EXERCISE AIM: Count, in the entries below, the lines in which "color" occurs. Give the number, nothing more.

----------

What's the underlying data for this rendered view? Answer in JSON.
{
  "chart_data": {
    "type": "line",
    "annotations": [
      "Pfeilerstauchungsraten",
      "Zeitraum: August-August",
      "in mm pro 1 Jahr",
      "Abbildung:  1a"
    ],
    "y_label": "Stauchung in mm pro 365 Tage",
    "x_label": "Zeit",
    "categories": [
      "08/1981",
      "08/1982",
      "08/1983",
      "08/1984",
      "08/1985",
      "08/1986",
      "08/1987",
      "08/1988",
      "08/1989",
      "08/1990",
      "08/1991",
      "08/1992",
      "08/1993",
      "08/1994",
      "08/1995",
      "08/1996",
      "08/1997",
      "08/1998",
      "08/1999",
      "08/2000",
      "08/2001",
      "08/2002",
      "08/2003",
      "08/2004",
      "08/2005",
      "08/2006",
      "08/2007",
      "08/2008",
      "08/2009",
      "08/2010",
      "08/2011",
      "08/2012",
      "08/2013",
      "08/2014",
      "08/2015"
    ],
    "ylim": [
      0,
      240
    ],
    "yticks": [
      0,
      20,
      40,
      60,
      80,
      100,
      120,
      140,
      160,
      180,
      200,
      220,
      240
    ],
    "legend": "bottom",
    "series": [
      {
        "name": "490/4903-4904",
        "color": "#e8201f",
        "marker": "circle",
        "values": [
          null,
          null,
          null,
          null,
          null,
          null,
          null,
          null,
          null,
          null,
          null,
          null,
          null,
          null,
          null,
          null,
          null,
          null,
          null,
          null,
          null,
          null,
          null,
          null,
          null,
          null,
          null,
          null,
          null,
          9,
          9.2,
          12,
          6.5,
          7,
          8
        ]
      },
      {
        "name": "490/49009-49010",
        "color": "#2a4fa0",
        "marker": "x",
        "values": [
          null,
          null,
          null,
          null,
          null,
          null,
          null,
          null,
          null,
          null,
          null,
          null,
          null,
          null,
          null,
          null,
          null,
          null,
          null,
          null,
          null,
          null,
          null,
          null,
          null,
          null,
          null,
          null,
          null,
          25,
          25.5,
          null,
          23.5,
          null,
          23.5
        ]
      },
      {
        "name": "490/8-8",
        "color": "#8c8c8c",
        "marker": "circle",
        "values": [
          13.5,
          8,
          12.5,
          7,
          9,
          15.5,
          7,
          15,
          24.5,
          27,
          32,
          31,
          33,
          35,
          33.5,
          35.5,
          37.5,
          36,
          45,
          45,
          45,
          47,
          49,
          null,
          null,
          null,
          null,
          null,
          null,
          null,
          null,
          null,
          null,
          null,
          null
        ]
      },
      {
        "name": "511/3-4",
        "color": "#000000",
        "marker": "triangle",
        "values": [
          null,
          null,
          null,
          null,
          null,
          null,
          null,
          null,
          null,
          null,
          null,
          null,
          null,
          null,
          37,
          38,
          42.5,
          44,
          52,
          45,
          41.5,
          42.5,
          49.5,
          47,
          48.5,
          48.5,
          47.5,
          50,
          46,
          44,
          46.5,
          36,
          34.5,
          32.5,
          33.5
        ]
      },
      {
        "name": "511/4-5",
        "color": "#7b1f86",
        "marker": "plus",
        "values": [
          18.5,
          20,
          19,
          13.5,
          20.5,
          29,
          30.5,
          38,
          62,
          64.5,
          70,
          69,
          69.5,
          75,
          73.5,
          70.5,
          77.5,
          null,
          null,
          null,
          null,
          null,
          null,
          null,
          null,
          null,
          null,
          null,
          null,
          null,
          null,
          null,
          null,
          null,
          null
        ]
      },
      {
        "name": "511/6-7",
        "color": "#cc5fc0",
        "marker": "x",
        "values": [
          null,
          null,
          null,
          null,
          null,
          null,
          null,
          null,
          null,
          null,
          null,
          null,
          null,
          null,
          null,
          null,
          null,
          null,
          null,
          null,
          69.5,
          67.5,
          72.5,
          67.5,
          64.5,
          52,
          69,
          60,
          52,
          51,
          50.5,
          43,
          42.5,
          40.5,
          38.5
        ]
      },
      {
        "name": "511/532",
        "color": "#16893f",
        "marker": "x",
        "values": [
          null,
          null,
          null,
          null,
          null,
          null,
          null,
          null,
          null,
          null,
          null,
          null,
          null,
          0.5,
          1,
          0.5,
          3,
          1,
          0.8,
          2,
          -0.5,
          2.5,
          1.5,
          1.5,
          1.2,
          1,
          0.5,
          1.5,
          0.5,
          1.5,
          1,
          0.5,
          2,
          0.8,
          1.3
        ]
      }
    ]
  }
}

----------

TASK ANSWER: 7